--- Start Input for this task ---
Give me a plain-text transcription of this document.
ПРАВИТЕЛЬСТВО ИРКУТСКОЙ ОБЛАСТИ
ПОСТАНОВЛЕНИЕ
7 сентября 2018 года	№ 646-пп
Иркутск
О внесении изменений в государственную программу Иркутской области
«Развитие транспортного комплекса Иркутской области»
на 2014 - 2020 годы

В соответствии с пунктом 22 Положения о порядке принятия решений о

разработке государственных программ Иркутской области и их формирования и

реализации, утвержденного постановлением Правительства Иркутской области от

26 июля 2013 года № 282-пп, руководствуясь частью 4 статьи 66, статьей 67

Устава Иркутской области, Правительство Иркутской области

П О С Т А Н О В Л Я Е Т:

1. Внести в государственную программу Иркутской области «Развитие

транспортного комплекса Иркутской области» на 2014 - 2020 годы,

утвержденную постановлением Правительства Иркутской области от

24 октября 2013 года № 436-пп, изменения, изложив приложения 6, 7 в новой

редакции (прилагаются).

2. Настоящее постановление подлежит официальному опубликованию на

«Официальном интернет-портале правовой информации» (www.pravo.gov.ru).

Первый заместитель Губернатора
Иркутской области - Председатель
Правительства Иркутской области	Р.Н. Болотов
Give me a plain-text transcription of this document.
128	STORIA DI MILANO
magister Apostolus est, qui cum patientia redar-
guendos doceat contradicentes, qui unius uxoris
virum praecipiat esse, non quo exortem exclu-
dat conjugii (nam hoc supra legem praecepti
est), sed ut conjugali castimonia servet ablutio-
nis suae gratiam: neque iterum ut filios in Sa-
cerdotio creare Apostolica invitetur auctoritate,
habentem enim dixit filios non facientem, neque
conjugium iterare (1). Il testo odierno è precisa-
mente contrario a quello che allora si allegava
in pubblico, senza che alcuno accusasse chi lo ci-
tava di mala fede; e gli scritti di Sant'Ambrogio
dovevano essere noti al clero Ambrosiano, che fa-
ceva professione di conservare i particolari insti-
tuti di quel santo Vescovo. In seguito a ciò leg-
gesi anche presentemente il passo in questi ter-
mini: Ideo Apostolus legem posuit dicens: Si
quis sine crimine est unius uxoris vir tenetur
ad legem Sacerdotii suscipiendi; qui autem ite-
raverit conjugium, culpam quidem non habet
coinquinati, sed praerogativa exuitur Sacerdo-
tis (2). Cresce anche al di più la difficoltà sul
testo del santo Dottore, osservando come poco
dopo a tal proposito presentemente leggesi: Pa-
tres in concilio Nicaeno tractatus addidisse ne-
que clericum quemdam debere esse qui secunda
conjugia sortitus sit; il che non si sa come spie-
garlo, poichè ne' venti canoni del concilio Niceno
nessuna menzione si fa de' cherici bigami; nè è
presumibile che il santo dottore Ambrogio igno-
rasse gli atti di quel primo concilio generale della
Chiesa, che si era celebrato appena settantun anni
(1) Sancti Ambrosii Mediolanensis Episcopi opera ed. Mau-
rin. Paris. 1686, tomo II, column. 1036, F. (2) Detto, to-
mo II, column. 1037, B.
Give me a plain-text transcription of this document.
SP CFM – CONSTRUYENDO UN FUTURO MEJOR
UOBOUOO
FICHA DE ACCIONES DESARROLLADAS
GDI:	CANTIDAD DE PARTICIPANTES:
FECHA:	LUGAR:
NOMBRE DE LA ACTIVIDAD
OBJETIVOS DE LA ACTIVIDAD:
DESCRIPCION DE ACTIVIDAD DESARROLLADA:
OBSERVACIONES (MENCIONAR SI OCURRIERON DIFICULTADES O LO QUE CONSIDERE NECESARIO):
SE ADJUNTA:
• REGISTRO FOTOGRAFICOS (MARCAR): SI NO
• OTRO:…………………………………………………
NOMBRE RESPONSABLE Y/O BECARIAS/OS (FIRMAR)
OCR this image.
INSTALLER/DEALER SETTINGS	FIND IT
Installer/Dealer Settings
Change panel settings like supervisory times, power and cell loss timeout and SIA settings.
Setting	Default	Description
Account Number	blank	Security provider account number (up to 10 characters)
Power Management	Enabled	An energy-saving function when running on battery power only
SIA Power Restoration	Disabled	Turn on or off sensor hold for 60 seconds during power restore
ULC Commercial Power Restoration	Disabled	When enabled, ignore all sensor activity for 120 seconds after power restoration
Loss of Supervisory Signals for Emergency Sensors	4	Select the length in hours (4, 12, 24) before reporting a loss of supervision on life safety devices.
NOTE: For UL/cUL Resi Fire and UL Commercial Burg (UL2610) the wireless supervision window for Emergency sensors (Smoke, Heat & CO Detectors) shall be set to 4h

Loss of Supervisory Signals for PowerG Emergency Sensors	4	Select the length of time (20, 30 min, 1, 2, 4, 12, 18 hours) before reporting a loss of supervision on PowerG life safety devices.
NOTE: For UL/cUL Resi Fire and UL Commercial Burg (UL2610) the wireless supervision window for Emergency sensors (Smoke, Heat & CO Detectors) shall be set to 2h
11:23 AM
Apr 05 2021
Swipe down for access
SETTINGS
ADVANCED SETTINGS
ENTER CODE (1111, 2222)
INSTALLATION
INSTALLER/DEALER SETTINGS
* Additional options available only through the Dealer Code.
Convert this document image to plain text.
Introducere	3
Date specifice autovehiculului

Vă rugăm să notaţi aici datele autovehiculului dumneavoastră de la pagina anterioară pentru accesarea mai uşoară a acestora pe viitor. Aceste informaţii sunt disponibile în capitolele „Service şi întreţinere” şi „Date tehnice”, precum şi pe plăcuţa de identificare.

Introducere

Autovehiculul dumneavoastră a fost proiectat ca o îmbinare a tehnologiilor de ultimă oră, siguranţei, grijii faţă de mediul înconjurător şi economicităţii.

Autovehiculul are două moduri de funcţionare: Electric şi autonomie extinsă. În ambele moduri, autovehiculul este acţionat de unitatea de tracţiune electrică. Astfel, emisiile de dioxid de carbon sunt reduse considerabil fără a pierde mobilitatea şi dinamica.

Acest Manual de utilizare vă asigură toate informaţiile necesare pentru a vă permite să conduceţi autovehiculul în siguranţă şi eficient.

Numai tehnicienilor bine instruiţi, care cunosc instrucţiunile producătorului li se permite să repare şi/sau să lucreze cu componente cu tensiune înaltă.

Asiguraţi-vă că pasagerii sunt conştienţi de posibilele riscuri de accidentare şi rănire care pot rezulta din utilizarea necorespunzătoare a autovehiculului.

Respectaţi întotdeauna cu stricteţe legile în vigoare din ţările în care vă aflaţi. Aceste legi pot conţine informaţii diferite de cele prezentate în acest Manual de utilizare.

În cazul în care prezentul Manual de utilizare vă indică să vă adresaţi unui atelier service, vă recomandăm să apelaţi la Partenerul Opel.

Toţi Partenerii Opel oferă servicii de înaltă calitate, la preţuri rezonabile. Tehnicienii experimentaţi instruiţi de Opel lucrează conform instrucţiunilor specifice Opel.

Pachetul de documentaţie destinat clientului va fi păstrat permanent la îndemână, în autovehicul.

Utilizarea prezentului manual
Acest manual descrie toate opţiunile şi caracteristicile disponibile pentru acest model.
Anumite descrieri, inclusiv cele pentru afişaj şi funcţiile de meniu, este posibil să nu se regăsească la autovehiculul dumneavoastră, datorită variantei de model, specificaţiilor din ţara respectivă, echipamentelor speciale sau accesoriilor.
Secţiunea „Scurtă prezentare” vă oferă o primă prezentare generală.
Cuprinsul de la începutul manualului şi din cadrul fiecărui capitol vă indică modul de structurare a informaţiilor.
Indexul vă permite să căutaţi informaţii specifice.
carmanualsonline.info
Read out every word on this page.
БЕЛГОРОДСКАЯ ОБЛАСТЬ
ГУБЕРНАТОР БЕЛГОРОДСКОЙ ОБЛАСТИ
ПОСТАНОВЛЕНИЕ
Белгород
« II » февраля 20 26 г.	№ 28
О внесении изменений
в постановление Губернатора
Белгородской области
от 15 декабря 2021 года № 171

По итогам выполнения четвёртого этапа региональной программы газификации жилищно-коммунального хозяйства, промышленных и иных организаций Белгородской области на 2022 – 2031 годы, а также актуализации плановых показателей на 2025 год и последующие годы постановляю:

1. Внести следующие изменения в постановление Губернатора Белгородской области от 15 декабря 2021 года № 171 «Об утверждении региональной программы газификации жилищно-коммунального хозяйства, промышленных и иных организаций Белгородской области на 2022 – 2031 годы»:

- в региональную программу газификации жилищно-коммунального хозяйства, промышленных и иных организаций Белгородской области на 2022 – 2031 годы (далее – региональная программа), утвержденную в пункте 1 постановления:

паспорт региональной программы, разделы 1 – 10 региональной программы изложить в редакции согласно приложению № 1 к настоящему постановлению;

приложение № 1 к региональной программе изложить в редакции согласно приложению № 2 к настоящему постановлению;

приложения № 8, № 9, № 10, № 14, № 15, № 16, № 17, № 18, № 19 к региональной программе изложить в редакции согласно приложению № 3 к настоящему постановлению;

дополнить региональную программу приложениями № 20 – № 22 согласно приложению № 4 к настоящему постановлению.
--- End Input for this task ---
Exercise brief
Report only a number: how many lines in the material above contain the string "утвержденную".

Correct result
2